> **Goal**
Can you edit the records below so that every "bullet-icon" becomes "bullet-point" and nothing else changes? Leave the pictures out of your answer.

____________________

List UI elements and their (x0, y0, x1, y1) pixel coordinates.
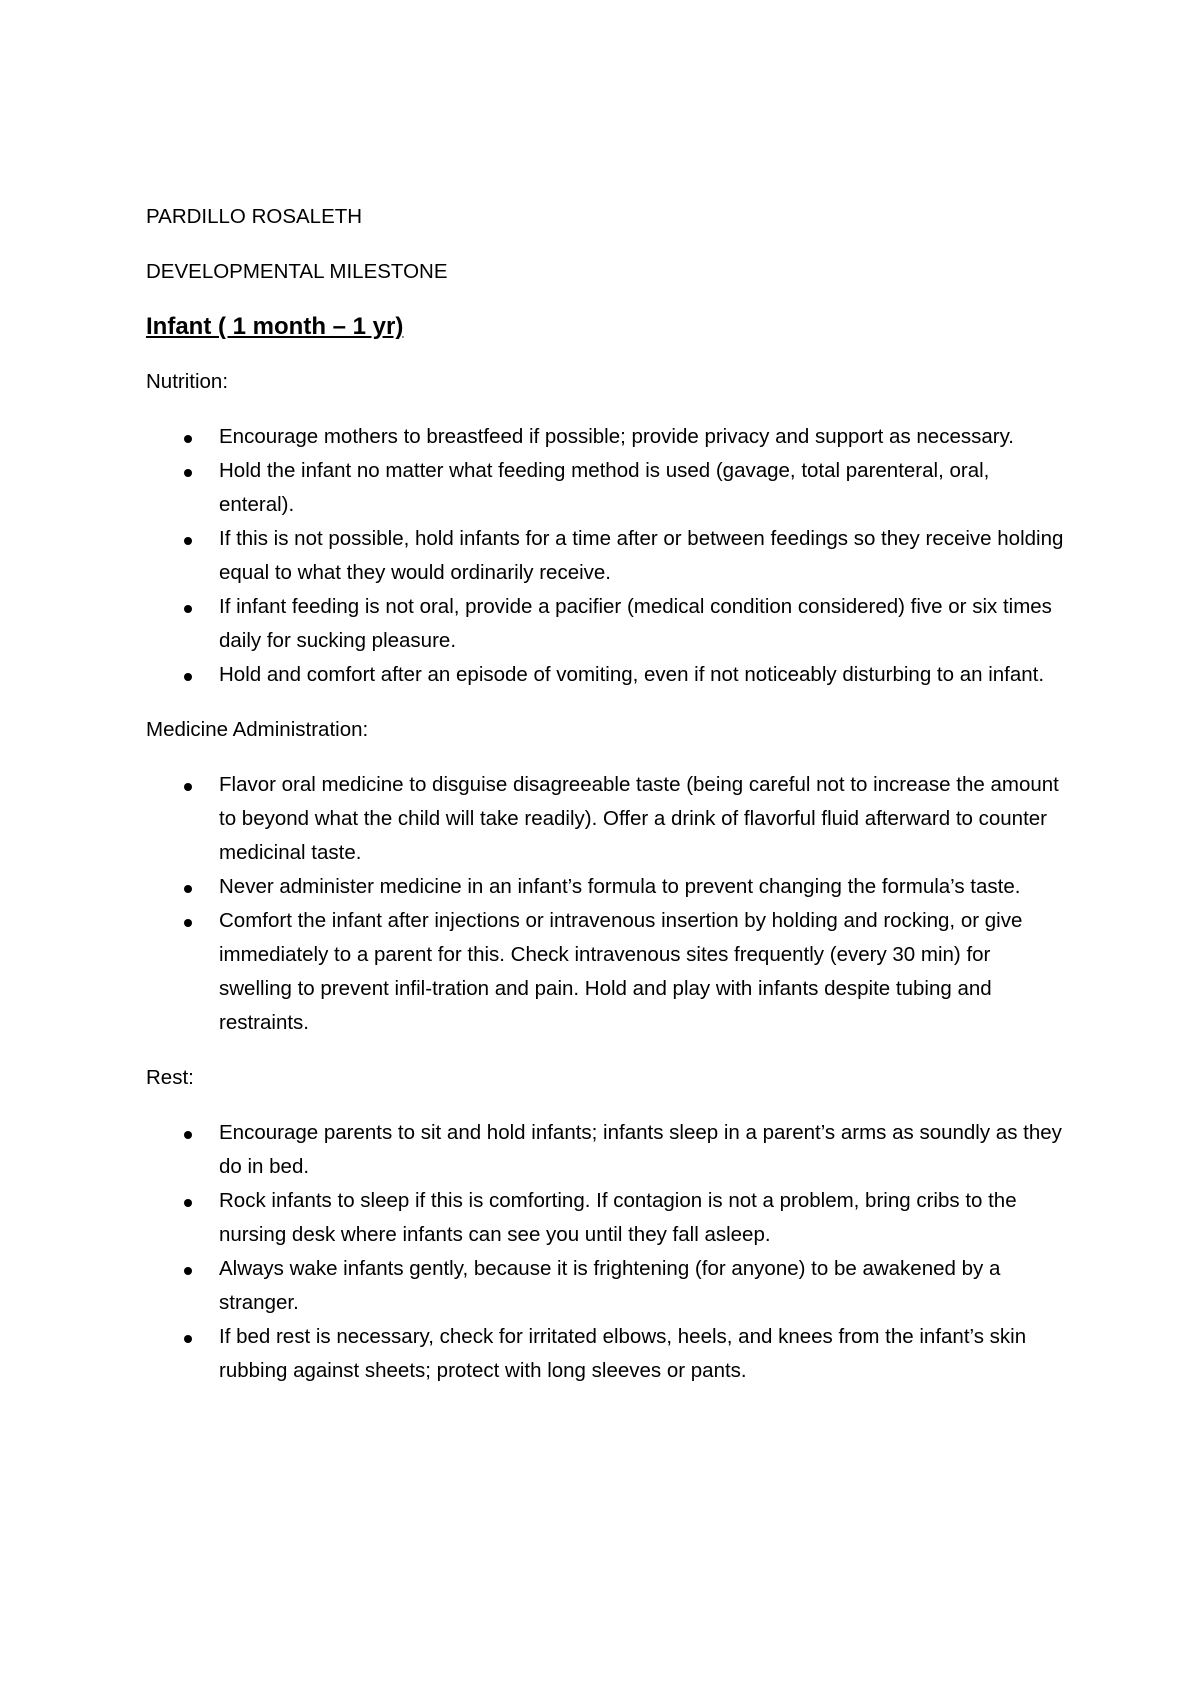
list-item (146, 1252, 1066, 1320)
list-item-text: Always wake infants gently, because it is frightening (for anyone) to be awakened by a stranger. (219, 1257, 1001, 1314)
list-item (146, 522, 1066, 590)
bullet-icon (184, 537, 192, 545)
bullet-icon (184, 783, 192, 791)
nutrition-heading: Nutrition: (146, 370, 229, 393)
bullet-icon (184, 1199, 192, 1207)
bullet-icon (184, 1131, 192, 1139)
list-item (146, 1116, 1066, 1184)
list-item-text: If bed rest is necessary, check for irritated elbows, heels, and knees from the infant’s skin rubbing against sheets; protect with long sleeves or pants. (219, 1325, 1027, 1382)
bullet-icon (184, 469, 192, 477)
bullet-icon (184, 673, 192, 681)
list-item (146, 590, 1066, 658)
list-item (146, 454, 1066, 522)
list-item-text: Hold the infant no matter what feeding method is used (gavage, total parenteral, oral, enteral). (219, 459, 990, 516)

____________________

> **Expected output**
List UI elements and their (x0, y0, x1, y1) pixel coordinates.
list-item (146, 1252, 1066, 1320)
list-item-text: Always wake infants gently, because it is frightening (for anyone) to be awakened by a stranger. (219, 1257, 1001, 1314)
list-item (146, 522, 1066, 590)
bullet-point (184, 537, 192, 545)
bullet-point (184, 783, 192, 791)
nutrition-heading: Nutrition: (146, 370, 229, 393)
bullet-point (184, 1199, 192, 1207)
bullet-point (184, 1131, 192, 1139)
list-item (146, 1116, 1066, 1184)
list-item-text: If bed rest is necessary, check for irritated elbows, heels, and knees from the infant’s skin rubbing against sheets; protect with long sleeves or pants. (219, 1325, 1027, 1382)
bullet-point (184, 469, 192, 477)
bullet-point (184, 673, 192, 681)
list-item (146, 590, 1066, 658)
list-item (146, 454, 1066, 522)
list-item-text: Hold the infant no matter what feeding method is used (gavage, total parenteral, oral, enteral). (219, 459, 990, 516)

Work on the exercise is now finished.